_Task prompt_: Copy each line that has the string "Search" somewhere in it.

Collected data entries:
-- begin --
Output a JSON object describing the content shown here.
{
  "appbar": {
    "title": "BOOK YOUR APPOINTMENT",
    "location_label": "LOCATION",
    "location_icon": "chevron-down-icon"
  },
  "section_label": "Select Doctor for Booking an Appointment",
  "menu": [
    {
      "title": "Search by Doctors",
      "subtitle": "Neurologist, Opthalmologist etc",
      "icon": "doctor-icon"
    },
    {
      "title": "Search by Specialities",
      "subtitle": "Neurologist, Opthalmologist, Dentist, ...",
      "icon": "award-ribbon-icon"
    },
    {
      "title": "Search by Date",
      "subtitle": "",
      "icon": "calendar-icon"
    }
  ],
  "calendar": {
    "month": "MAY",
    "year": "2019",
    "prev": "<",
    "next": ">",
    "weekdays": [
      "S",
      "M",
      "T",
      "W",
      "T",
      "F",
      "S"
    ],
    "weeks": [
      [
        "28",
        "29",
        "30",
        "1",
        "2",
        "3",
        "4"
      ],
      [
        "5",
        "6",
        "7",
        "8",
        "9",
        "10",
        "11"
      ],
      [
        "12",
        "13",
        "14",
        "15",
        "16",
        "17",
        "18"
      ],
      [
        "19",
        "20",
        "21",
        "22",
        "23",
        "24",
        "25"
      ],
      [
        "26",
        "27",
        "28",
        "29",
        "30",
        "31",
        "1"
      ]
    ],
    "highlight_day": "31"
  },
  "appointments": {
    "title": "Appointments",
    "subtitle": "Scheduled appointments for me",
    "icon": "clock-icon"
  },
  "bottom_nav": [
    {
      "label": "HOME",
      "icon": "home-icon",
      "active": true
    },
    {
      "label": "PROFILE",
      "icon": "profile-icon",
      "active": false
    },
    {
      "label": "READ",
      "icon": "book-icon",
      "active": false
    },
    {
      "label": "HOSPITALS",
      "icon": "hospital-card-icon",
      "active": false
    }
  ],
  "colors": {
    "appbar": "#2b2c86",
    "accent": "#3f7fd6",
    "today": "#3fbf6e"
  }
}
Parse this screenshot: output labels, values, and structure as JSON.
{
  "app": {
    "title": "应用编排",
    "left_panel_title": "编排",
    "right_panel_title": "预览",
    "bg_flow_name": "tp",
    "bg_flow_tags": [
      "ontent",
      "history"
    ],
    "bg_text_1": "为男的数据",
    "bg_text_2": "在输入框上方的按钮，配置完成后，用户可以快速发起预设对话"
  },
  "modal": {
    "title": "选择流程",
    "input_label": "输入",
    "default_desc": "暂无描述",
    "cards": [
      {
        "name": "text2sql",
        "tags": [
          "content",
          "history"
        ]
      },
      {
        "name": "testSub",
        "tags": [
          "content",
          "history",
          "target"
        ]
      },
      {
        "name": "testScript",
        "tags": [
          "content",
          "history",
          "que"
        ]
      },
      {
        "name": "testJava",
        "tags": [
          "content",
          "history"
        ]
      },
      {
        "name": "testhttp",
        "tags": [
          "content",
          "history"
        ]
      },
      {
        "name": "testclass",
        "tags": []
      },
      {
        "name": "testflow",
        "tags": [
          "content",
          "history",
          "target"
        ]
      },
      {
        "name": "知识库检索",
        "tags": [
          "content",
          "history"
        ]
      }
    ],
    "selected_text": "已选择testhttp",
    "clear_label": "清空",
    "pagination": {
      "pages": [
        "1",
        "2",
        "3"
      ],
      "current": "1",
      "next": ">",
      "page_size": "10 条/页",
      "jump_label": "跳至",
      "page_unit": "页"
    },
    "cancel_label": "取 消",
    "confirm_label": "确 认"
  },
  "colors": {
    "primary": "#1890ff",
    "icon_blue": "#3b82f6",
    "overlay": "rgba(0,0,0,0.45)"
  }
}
-- end --
_Answer below_:
      "title": "Search by Doctors",
      "title": "Search by Specialities",
      "title": "Search by Date",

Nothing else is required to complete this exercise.